Extracted information

——————

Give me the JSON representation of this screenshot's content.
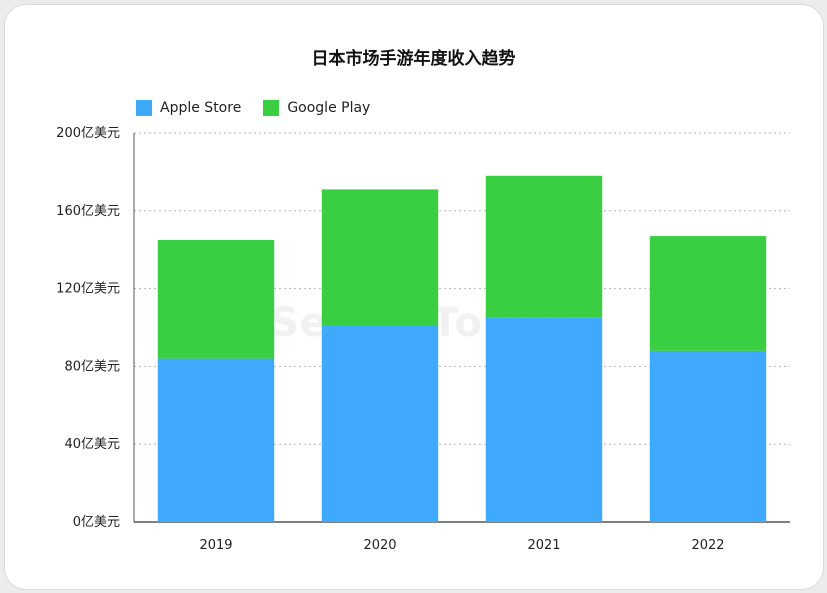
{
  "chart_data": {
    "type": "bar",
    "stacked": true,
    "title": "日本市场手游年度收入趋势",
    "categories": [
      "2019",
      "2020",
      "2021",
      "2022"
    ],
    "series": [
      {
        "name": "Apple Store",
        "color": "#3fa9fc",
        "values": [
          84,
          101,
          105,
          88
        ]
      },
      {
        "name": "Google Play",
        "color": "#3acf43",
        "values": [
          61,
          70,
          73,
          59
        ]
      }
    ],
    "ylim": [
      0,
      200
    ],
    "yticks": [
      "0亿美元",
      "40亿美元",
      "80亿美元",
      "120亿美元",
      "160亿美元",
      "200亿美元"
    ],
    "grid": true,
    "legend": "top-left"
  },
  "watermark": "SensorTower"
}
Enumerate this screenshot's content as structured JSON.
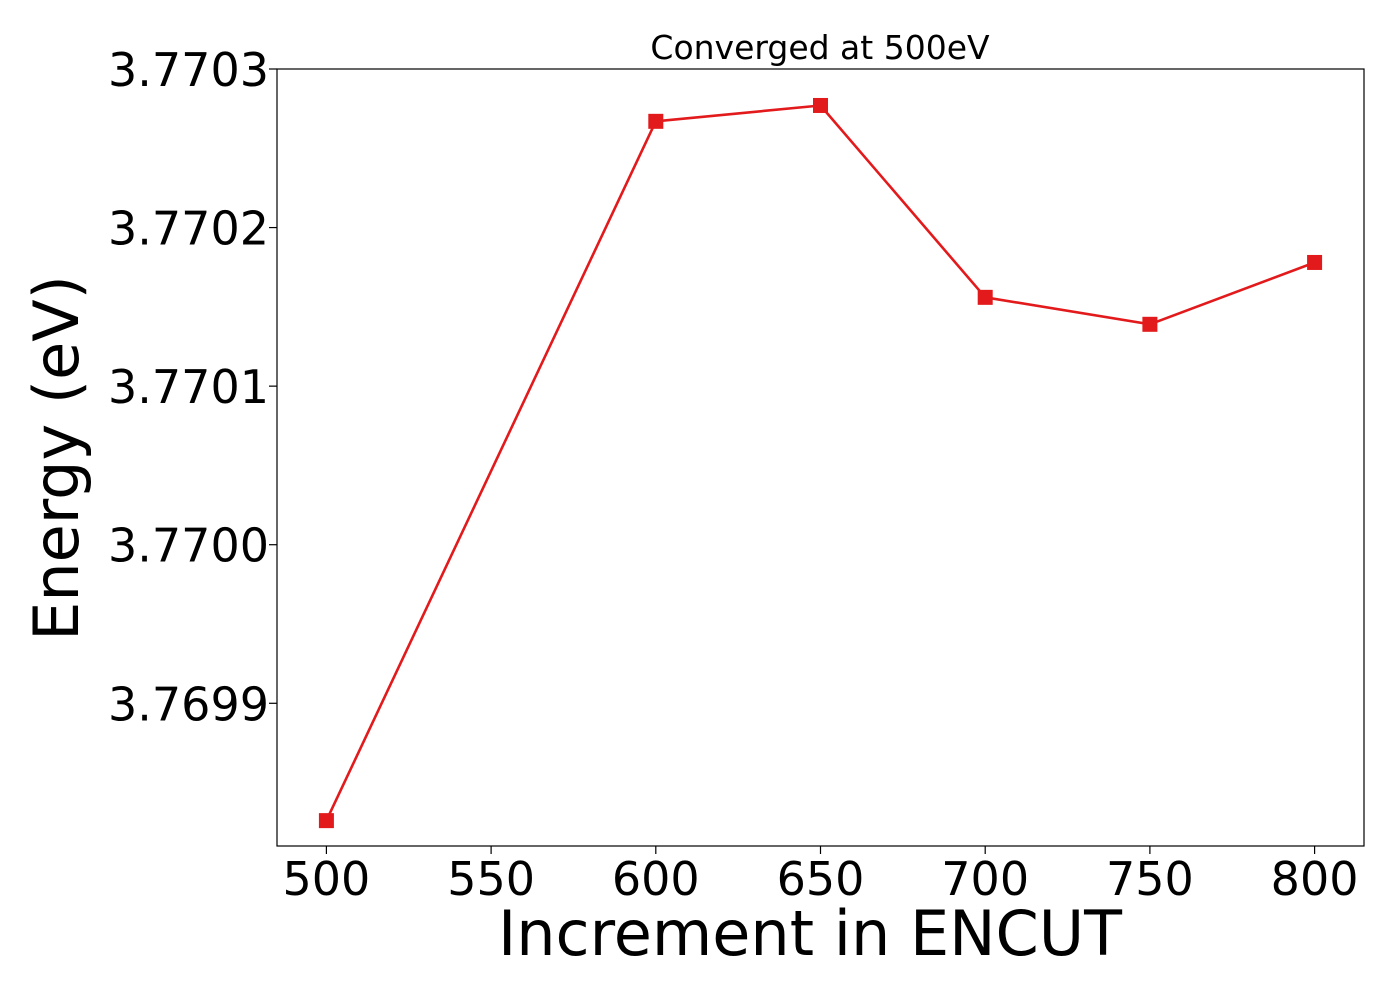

——————

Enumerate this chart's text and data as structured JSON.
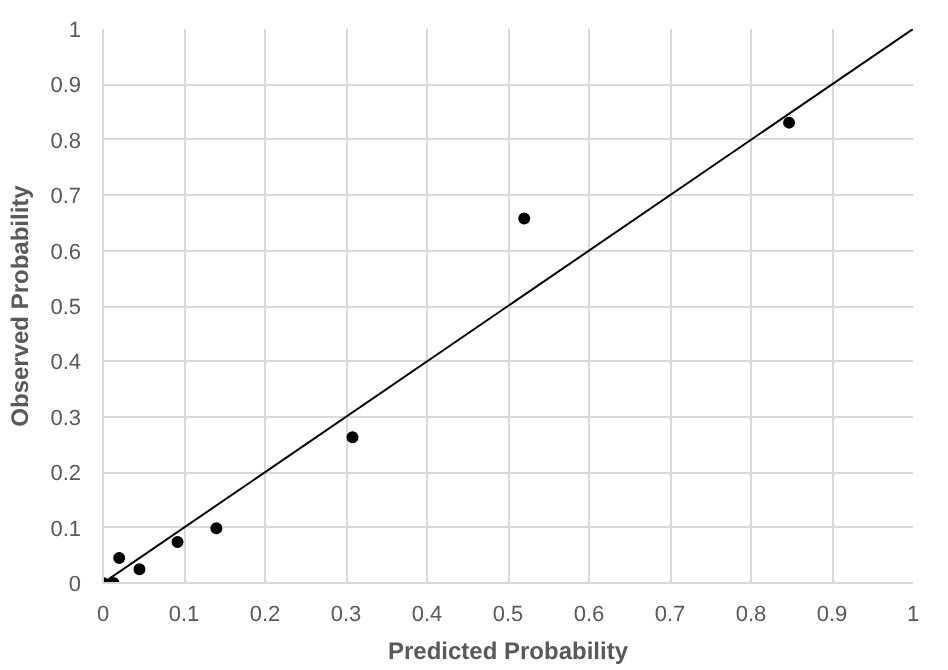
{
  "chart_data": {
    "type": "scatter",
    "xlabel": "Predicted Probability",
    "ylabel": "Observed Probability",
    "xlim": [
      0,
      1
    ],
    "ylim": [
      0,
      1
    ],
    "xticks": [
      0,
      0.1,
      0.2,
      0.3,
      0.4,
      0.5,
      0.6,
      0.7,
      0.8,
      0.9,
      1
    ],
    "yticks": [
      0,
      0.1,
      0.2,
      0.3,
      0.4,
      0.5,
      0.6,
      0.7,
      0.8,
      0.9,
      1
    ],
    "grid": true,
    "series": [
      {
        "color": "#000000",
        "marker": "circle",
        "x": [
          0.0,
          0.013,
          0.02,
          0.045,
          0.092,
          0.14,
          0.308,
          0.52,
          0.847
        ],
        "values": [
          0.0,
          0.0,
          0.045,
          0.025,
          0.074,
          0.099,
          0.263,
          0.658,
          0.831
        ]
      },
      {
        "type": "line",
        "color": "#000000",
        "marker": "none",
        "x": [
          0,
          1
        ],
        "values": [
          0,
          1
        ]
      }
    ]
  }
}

——————

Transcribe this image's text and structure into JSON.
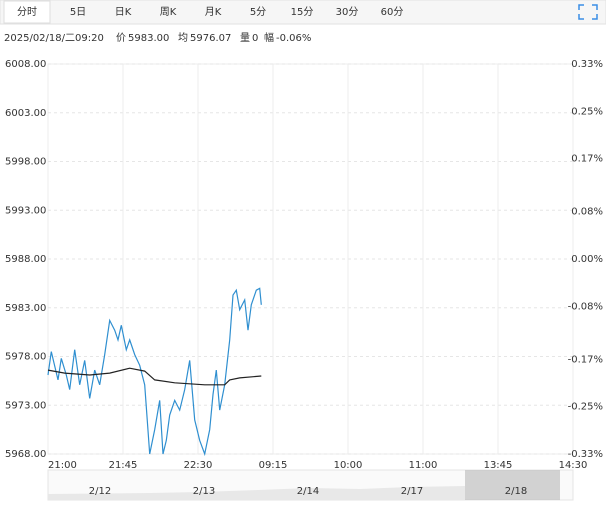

——————

What you will do
From the records above, give again only the part that opens with the line containing "Give me the" and closes with the line containing "Enumerate this screenshot's". Keep both ends but drop the pictures.

Answer for the task
Give me the JSON representation of this screenshot's content.
{
  "chart_data": {
    "type": "bar",
    "stacked": true,
    "title": "日本市场手游年度收入趋势",
    "categories": [
      "2019",
      "2020",
      "2021",
      "2022"
    ],
    "series": [
      {
        "name": "Apple Store",
        "color": "#3fa9fc",
        "values": [
          84,
          101,
          105,
          88
        ]
      },
      {
        "name": "Google Play",
        "color": "#3acf43",
        "values": [
          61,
          70,
          73,
          59
        ]
      }
    ],
    "ylim": [
      0,
      200
    ],
    "yticks": [
      "0亿美元",
      "40亿美元",
      "80亿美元",
      "120亿美元",
      "160亿美元",
      "200亿美元"
    ],
    "grid": true,
    "legend": "top-left"
  },
  "watermark": "SensorTower"
}
Enumerate this screenshot's content as structured JSON.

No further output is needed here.